» **Written task**
Extract, from the records beneath this instruction, each line that contains the word "компания".

» **Dataset**
________
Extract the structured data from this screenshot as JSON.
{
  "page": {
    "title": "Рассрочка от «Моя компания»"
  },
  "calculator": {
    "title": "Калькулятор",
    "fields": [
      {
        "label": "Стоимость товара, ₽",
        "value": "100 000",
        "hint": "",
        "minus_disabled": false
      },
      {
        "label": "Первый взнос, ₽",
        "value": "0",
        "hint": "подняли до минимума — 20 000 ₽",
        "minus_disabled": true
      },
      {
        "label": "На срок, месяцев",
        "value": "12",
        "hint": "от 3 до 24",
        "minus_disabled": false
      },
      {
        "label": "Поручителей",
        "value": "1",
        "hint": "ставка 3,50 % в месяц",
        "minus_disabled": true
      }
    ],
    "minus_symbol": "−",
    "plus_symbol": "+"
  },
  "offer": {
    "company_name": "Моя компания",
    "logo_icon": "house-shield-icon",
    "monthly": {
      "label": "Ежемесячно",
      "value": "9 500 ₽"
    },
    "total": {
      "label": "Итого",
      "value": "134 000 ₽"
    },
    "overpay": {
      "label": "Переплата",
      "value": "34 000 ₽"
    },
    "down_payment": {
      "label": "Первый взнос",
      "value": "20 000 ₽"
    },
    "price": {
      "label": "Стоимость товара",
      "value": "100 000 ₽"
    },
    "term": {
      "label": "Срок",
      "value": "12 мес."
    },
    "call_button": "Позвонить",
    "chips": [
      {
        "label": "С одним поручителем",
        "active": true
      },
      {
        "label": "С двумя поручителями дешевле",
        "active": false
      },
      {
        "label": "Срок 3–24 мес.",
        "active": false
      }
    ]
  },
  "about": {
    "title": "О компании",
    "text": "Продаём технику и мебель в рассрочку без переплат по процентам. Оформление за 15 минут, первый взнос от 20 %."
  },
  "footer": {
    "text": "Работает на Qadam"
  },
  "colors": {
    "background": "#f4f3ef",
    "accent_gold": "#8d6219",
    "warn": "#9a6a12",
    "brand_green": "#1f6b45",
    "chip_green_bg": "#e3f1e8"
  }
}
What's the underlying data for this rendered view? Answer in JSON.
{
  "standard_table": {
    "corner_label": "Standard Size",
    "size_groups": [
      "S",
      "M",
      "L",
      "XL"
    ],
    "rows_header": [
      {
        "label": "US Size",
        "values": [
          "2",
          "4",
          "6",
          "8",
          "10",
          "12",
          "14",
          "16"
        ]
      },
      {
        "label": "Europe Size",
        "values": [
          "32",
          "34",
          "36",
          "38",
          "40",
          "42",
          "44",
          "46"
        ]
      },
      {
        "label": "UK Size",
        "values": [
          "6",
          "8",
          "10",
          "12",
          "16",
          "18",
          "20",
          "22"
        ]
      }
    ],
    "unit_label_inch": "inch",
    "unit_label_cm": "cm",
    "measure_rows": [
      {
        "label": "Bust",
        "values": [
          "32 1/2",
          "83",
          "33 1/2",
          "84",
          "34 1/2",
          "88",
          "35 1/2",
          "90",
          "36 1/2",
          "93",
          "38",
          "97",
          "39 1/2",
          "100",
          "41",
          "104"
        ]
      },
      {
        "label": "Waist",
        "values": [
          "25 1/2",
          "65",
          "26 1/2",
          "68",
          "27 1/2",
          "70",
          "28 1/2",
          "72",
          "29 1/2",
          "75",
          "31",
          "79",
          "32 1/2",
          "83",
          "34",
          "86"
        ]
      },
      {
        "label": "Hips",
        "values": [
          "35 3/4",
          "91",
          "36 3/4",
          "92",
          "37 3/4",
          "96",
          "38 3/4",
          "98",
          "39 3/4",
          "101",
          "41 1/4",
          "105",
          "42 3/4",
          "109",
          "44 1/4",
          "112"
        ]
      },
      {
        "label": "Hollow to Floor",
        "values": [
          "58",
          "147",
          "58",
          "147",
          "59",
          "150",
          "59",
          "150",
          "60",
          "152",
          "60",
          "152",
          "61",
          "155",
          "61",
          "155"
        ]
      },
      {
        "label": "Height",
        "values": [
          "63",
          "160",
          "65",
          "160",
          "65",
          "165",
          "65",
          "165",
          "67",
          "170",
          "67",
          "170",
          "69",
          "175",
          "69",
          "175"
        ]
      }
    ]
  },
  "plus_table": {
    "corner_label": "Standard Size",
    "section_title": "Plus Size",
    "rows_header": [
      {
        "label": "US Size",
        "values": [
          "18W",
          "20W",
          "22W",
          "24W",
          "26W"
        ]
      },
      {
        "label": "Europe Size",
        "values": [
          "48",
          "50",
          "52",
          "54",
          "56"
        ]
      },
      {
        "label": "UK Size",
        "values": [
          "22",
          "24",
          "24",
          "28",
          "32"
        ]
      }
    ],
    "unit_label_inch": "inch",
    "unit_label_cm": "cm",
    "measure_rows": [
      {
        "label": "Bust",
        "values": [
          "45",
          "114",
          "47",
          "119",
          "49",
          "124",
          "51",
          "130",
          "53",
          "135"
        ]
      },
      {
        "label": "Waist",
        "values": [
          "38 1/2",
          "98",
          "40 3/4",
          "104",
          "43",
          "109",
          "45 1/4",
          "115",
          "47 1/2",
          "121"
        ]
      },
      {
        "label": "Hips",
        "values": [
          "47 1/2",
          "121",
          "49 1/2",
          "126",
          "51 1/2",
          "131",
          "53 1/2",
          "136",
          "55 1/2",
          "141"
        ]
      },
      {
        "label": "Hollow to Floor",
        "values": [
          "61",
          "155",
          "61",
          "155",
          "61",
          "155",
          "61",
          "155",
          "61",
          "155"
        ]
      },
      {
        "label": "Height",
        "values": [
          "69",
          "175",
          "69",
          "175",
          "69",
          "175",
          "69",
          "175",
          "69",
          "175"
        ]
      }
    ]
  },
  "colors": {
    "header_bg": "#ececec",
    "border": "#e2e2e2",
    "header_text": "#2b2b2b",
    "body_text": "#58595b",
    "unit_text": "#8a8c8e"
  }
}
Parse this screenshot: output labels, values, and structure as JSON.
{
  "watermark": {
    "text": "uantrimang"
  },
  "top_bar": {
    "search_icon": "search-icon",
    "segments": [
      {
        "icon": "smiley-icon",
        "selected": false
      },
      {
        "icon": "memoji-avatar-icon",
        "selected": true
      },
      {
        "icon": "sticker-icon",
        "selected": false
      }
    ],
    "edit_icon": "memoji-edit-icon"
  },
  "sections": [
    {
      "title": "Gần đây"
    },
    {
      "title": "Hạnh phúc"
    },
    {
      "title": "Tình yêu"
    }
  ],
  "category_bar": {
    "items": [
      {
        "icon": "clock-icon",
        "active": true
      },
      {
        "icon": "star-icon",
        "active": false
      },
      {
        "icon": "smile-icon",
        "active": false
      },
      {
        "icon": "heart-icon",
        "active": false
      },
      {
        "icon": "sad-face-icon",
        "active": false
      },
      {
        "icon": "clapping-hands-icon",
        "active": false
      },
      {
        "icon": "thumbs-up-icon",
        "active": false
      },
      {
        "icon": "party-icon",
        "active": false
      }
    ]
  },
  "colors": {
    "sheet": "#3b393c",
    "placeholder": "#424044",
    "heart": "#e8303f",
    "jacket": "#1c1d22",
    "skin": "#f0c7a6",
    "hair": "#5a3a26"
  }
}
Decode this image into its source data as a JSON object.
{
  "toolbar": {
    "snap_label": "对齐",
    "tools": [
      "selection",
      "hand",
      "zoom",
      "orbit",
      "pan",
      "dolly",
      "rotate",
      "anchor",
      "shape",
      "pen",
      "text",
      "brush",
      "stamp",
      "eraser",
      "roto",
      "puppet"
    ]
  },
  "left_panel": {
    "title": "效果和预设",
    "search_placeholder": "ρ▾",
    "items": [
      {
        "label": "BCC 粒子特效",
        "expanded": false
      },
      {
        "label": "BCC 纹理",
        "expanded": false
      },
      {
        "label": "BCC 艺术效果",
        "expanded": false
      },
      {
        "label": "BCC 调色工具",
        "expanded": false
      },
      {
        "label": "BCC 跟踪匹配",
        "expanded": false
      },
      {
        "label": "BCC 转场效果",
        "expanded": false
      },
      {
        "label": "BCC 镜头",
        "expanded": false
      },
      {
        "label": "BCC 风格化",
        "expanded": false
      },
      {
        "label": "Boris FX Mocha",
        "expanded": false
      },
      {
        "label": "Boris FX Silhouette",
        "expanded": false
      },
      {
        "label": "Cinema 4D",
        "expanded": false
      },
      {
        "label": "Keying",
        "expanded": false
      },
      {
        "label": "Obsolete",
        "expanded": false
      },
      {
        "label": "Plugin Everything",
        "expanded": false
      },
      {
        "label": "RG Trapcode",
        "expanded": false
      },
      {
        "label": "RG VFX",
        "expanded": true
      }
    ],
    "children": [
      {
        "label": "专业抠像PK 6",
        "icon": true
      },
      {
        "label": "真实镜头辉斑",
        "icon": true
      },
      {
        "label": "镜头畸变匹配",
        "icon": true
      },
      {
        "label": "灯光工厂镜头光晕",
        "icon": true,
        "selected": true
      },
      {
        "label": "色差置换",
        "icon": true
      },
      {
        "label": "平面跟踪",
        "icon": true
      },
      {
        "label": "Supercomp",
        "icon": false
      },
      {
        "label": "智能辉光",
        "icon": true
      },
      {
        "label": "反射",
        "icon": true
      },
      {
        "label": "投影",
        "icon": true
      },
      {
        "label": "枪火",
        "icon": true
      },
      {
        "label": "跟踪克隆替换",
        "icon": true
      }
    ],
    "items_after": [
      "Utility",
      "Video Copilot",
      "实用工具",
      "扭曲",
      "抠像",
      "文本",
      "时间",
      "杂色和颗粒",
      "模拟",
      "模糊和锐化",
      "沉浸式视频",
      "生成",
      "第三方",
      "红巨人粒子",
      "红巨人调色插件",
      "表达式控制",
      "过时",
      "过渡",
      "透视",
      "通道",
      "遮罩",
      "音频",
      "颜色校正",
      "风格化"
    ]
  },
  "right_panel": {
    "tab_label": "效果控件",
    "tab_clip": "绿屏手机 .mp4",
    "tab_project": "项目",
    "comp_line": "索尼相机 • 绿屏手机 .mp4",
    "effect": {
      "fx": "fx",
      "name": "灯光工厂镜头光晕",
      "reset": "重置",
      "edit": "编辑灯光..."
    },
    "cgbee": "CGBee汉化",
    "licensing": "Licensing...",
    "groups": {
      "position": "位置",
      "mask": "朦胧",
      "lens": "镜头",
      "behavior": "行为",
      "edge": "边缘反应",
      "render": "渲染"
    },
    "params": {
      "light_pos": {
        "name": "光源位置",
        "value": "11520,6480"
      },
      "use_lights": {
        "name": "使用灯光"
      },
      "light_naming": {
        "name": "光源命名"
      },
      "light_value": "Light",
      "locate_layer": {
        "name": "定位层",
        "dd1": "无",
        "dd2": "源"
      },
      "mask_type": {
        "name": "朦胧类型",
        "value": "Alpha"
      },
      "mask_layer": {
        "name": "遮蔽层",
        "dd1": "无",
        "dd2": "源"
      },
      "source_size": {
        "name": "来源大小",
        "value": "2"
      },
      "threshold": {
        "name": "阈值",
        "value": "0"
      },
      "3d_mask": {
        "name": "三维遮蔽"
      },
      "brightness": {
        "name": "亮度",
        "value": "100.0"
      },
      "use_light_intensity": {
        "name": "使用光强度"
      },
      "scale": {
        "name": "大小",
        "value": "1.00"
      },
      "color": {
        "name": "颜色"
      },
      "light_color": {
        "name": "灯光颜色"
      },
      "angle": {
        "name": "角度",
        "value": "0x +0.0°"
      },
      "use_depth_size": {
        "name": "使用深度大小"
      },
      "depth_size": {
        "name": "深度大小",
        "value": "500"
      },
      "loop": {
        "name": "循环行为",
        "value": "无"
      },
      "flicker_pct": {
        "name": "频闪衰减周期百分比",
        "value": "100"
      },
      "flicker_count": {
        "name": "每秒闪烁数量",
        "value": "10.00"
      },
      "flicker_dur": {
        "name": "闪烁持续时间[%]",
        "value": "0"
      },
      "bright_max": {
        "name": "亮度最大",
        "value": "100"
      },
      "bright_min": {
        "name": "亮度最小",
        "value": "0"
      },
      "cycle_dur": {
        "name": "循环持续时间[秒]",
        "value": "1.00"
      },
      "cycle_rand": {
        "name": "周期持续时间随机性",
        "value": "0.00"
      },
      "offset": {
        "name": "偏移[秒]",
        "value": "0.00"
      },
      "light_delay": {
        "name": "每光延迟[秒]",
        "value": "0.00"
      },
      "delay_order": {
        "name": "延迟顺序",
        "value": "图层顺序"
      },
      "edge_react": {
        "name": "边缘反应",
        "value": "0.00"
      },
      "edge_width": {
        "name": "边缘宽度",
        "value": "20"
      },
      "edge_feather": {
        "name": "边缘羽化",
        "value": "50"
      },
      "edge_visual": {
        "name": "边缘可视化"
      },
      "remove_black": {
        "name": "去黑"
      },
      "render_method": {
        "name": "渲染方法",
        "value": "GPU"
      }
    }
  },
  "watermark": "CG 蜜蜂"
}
________
» **Reply**
    "title": "Рассрочка от «Моя компания»"
    "company_name": "Моя компания",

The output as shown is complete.